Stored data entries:
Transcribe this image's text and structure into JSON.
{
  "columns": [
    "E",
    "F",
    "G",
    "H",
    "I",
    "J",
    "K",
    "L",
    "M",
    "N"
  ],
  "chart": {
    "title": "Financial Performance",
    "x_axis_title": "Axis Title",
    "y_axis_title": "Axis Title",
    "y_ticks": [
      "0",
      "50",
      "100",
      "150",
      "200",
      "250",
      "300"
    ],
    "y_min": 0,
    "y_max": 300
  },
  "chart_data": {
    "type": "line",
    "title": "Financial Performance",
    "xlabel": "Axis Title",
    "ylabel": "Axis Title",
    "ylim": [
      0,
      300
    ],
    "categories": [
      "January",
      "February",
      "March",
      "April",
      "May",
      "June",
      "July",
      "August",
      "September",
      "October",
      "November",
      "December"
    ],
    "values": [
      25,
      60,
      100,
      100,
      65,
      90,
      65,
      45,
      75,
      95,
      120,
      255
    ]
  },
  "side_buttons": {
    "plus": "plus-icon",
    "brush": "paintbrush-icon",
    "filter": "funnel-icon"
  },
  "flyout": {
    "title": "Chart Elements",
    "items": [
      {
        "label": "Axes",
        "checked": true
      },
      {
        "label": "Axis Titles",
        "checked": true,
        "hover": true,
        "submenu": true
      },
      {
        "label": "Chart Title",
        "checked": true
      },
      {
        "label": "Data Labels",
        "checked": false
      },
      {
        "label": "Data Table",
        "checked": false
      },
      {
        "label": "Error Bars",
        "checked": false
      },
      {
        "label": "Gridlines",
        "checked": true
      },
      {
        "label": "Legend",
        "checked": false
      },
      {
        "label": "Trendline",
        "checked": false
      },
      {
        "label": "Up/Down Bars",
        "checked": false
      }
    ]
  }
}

**Instructions for the task:** The entries above should be repeated exactly, every one of them.

**Final answer:**
Transcribe this image's text and structure into JSON.
{
  "columns": [
    "E",
    "F",
    "G",
    "H",
    "I",
    "J",
    "K",
    "L",
    "M",
    "N"
  ],
  "chart": {
    "title": "Financial Performance",
    "x_axis_title": "Axis Title",
    "y_axis_title": "Axis Title",
    "y_ticks": [
      "0",
      "50",
      "100",
      "150",
      "200",
      "250",
      "300"
    ],
    "y_min": 0,
    "y_max": 300
  },
  "chart_data": {
    "type": "line",
    "title": "Financial Performance",
    "xlabel": "Axis Title",
    "ylabel": "Axis Title",
    "ylim": [
      0,
      300
    ],
    "categories": [
      "January",
      "February",
      "March",
      "April",
      "May",
      "June",
      "July",
      "August",
      "September",
      "October",
      "November",
      "December"
    ],
    "values": [
      25,
      60,
      100,
      100,
      65,
      90,
      65,
      45,
      75,
      95,
      120,
      255
    ]
  },
  "side_buttons": {
    "plus": "plus-icon",
    "brush": "paintbrush-icon",
    "filter": "funnel-icon"
  },
  "flyout": {
    "title": "Chart Elements",
    "items": [
      {
        "label": "Axes",
        "checked": true
      },
      {
        "label": "Axis Titles",
        "checked": true,
        "hover": true,
        "submenu": true
      },
      {
        "label": "Chart Title",
        "checked": true
      },
      {
        "label": "Data Labels",
        "checked": false
      },
      {
        "label": "Data Table",
        "checked": false
      },
      {
        "label": "Error Bars",
        "checked": false
      },
      {
        "label": "Gridlines",
        "checked": true
      },
      {
        "label": "Legend",
        "checked": false
      },
      {
        "label": "Trendline",
        "checked": false
      },
      {
        "label": "Up/Down Bars",
        "checked": false
      }
    ]
  }
}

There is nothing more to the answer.